[Stored entries]
=====
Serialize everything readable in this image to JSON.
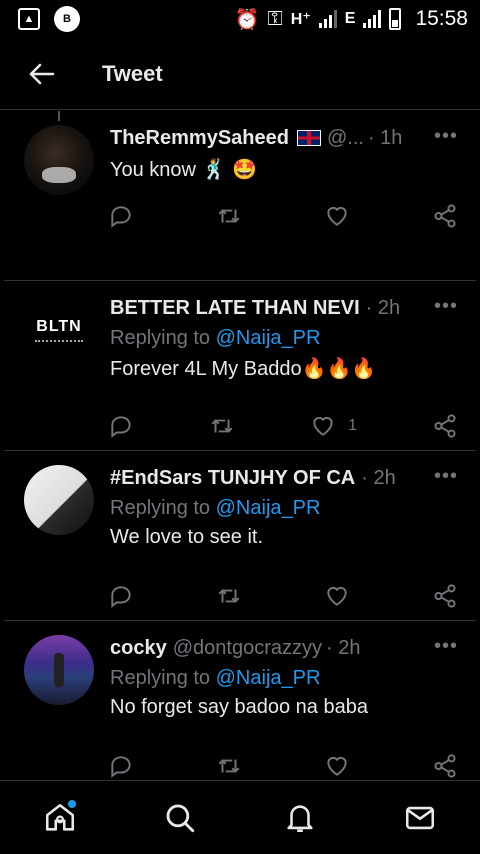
{
  "status_bar": {
    "time": "15:58",
    "network_1": "H⁺",
    "network_2": "E"
  },
  "header": {
    "title": "Tweet"
  },
  "tweets": [
    {
      "name": "TheRemmySaheed",
      "handle": "@...",
      "time": "· 1h",
      "reply_prefix": "",
      "mention": "",
      "text": "You know 🕺 🤩",
      "likes": ""
    },
    {
      "name": "BETTER LATE THAN NEVI",
      "handle": "",
      "time": "· 2h",
      "reply_prefix": "Replying to ",
      "mention": "@Naija_PR",
      "text": "Forever 4L My Baddo🔥🔥🔥",
      "likes": "1",
      "avatar_text": "BLTN"
    },
    {
      "name": "#EndSars TUNJHY OF CA",
      "handle": "",
      "time": "· 2h",
      "reply_prefix": "Replying to ",
      "mention": "@Naija_PR",
      "text": "We love to see it.",
      "likes": ""
    },
    {
      "name": "cocky",
      "handle": "@dontgocrazzyy",
      "time": "· 2h",
      "reply_prefix": "Replying to ",
      "mention": "@Naija_PR",
      "text": "No forget say badoo na baba",
      "likes": ""
    }
  ],
  "bottom_nav": [
    "home-icon",
    "search-icon",
    "bell-icon",
    "mail-icon"
  ],
  "colors": {
    "accent": "#1d9bf0",
    "muted": "#71767b",
    "background": "#000000"
  }
}
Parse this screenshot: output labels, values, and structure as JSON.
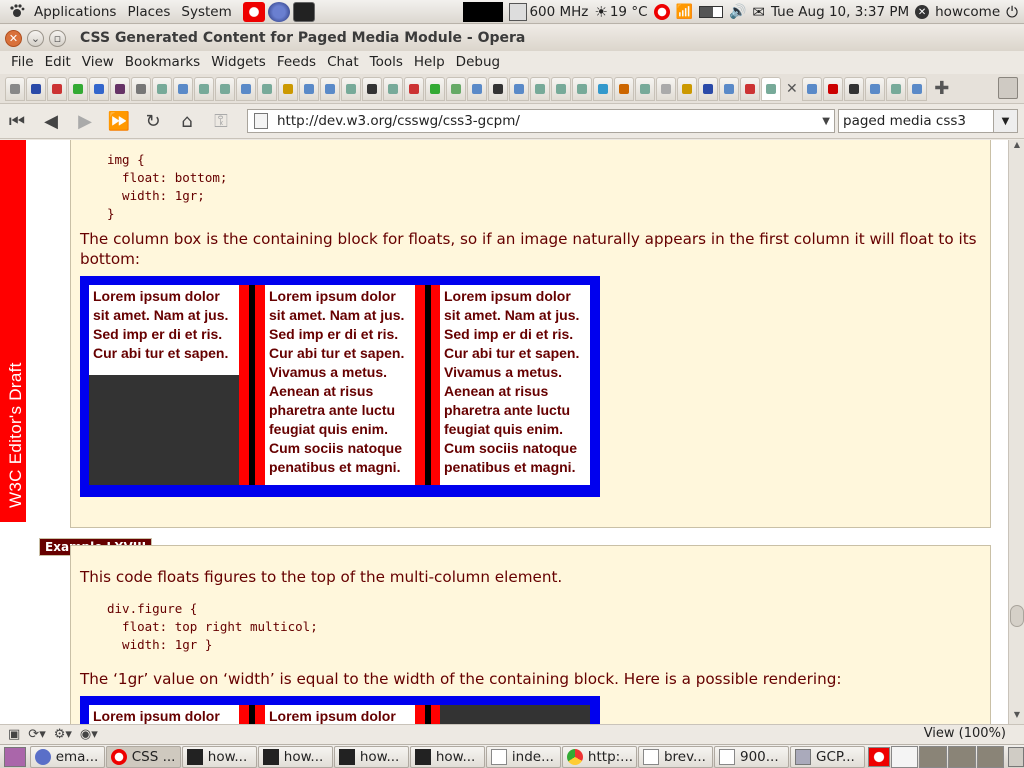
=====
Objective:
Scan the material above for the string "handle" and return the lines that hold it.

Expected answer:
      "handle": "@...",
      "handle": "",
      "handle": "",
      "handle": "@dontgocrazzyy",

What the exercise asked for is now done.